* **Instructions to follow**: The records below hold pictures; please leave those out and retype the rest exactly.

* **Dataset items**:
--- BEGIN ---

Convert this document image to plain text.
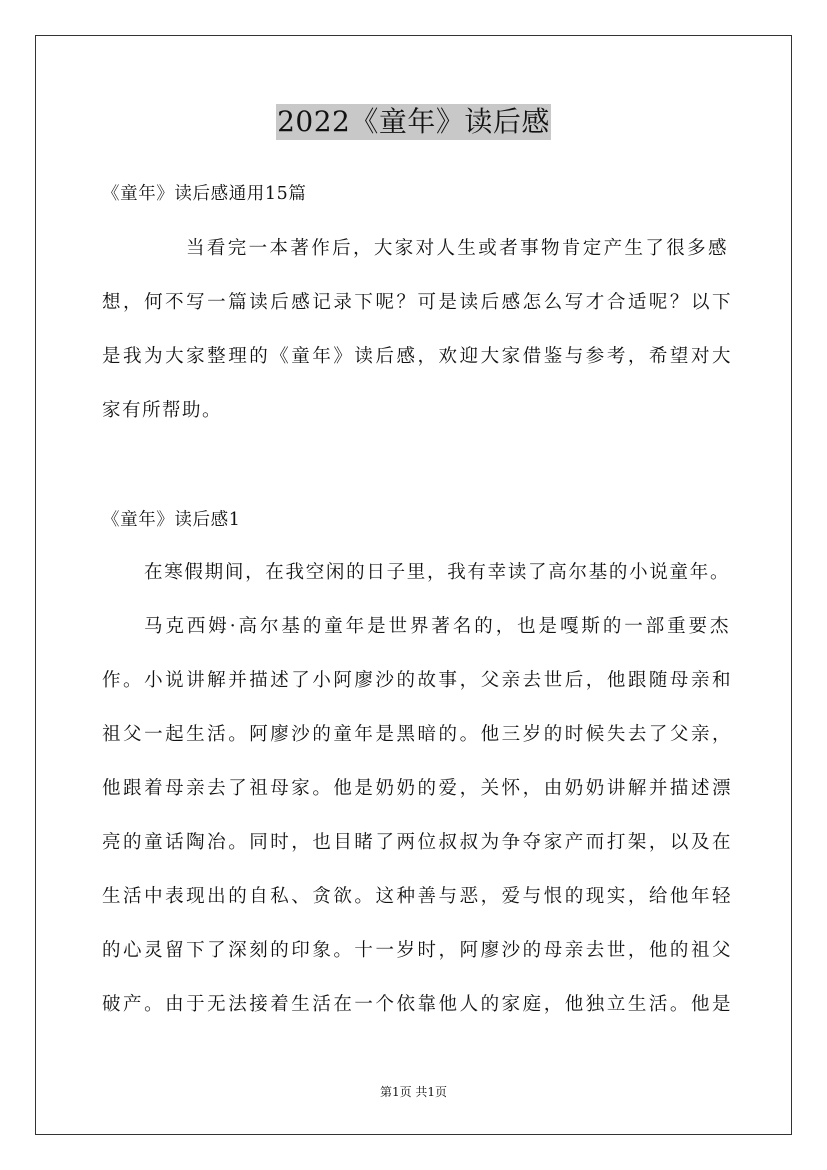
2022《童年》读后感
《童年》读后感通用15篇
当看完一本著作后，大家对人生或者事物肯定产生了很多感
想，何不写一篇读后感记录下呢？可是读后感怎么写才合适呢？以下
是我为大家整理的《童年》读后感，欢迎大家借鉴与参考，希望对大
家有所帮助。
《童年》读后感1
在寒假期间，在我空闲的日子里，我有幸读了高尔基的小说童年。
马克西姆·高尔基的童年是世界著名的，也是嘎斯的一部重要杰
作。小说讲解并描述了小阿廖沙的故事，父亲去世后，他跟随母亲和
祖父一起生活。阿廖沙的童年是黑暗的。他三岁的时候失去了父亲，
他跟着母亲去了祖母家。他是奶奶的爱，关怀，由奶奶讲解并描述漂
亮的童话陶冶。同时，也目睹了两位叔叔为争夺家产而打架，以及在
生活中表现出的自私、贪欲。这种善与恶，爱与恨的现实，给他年轻
的心灵留下了深刻的印象。十一岁时，阿廖沙的母亲去世，他的祖父
破产。由于无法接着生活在一个依靠他人的家庭，他独立生活。他是
第1页 共1页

--- END ---

* **Written solution**:
Convert this document image to plain text.
2022《童年》读后感
《童年》读后感通用15篇
当看完一本著作后，大家对人生或者事物肯定产生了很多感
想，何不写一篇读后感记录下呢？可是读后感怎么写才合适呢？以下
是我为大家整理的《童年》读后感，欢迎大家借鉴与参考，希望对大
家有所帮助。
《童年》读后感1
在寒假期间，在我空闲的日子里，我有幸读了高尔基的小说童年。
马克西姆·高尔基的童年是世界著名的，也是嘎斯的一部重要杰
作。小说讲解并描述了小阿廖沙的故事，父亲去世后，他跟随母亲和
祖父一起生活。阿廖沙的童年是黑暗的。他三岁的时候失去了父亲，
他跟着母亲去了祖母家。他是奶奶的爱，关怀，由奶奶讲解并描述漂
亮的童话陶冶。同时，也目睹了两位叔叔为争夺家产而打架，以及在
生活中表现出的自私、贪欲。这种善与恶，爱与恨的现实，给他年轻
的心灵留下了深刻的印象。十一岁时，阿廖沙的母亲去世，他的祖父
破产。由于无法接着生活在一个依靠他人的家庭，他独立生活。他是
第1页 共1页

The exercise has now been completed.